YOUR TASK:
Filter the data below for the string "Strong" and copy each matching line.
═══ PROVIDED INFORMATION ═══
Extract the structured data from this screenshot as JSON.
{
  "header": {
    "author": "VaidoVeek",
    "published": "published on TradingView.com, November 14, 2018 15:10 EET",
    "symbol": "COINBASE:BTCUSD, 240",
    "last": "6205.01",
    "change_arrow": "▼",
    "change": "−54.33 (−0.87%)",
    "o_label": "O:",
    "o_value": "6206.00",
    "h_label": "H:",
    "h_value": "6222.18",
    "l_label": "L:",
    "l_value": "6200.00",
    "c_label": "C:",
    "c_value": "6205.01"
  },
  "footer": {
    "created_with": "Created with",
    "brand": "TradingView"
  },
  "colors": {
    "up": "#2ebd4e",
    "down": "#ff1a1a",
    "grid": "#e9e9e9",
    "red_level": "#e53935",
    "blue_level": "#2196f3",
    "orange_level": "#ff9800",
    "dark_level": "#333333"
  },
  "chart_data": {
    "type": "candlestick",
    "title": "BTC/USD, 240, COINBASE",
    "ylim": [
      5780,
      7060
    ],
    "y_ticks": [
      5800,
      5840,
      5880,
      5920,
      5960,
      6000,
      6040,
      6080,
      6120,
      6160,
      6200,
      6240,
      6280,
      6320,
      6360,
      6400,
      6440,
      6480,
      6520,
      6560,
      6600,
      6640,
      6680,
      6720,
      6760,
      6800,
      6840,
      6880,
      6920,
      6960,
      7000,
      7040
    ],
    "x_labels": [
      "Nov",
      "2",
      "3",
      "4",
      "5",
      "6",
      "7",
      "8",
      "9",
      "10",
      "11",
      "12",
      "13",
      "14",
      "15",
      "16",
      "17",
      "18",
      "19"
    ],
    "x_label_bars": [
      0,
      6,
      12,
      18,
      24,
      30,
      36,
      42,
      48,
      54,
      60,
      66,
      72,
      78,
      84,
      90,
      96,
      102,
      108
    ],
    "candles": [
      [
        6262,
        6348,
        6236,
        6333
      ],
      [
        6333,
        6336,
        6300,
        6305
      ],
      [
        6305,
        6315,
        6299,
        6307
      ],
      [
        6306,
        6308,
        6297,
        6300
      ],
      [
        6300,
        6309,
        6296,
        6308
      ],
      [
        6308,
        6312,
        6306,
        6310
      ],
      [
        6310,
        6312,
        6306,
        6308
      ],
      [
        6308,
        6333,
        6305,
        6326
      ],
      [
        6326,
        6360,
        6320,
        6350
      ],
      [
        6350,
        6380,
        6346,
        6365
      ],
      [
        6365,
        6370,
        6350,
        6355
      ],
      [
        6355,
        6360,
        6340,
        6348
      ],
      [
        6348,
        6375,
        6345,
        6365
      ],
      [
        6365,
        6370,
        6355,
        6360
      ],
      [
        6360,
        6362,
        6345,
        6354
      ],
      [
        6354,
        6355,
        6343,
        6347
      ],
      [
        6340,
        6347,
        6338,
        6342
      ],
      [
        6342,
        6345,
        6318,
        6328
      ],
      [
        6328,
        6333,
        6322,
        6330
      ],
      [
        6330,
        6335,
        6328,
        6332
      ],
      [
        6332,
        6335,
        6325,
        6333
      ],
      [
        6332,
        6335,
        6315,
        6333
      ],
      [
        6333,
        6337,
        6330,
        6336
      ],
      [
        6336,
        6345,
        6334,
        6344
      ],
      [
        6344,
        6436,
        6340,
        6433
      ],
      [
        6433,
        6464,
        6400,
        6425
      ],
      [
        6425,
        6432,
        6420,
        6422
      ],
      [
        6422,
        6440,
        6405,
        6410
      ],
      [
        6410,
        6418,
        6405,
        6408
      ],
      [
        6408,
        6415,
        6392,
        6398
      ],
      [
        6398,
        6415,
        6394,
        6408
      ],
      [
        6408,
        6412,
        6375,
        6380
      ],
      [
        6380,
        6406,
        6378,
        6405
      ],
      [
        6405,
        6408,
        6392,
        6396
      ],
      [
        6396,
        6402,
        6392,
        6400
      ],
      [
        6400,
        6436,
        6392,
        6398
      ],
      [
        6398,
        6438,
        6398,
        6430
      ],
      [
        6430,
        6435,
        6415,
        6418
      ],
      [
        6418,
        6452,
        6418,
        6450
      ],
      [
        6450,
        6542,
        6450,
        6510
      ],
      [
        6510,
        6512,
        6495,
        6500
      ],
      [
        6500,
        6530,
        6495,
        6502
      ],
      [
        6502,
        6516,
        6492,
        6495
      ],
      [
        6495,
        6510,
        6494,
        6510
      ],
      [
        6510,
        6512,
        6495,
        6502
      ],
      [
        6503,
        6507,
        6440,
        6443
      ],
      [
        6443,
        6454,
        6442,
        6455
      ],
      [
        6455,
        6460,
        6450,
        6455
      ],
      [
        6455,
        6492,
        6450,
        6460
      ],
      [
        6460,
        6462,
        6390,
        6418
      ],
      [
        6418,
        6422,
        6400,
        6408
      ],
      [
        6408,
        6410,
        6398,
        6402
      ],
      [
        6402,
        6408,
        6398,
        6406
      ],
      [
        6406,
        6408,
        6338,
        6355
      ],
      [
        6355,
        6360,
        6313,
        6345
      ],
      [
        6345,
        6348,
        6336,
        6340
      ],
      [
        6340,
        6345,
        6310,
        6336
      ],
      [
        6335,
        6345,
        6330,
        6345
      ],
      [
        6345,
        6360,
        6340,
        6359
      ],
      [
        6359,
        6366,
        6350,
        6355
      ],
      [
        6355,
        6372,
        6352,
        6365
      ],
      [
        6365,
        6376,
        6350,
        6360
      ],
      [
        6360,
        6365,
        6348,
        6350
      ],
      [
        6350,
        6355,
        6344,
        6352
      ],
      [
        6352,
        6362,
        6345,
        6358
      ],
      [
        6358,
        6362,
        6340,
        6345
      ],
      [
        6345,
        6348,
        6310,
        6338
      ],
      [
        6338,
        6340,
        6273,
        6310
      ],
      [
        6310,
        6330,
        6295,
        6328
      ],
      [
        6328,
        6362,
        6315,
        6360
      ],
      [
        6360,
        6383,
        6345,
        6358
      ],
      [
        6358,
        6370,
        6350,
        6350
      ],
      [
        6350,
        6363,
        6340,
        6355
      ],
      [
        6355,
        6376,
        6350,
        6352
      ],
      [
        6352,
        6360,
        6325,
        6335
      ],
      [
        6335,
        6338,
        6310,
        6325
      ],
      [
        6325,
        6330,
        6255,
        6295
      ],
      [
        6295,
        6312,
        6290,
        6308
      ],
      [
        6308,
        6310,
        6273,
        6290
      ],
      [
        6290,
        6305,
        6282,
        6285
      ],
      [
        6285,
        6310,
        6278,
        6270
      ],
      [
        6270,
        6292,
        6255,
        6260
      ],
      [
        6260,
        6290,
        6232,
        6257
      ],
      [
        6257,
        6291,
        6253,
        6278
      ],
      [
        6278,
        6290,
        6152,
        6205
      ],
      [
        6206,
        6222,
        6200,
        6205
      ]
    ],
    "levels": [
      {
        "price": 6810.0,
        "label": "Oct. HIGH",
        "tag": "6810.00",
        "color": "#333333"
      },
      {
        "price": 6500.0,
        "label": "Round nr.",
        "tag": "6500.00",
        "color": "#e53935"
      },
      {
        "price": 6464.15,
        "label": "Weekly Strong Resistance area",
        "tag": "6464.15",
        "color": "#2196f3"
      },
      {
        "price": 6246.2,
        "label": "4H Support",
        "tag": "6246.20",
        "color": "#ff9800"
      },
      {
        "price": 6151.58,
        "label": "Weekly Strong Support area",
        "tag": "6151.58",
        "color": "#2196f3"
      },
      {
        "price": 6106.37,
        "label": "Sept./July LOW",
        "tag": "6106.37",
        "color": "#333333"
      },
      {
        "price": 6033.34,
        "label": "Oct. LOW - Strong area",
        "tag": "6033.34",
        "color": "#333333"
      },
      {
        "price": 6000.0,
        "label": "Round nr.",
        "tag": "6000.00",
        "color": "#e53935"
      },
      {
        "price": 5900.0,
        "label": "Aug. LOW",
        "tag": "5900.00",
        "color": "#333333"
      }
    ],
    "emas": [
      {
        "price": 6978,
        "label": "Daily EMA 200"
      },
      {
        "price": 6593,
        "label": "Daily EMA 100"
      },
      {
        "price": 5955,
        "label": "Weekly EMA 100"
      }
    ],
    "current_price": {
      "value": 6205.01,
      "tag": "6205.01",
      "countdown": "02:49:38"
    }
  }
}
═══
EXERCISE ANSWER:
        "label": "Weekly Strong Resistance area",
        "label": "Weekly Strong Support area",
        "label": "Oct. LOW - Strong area",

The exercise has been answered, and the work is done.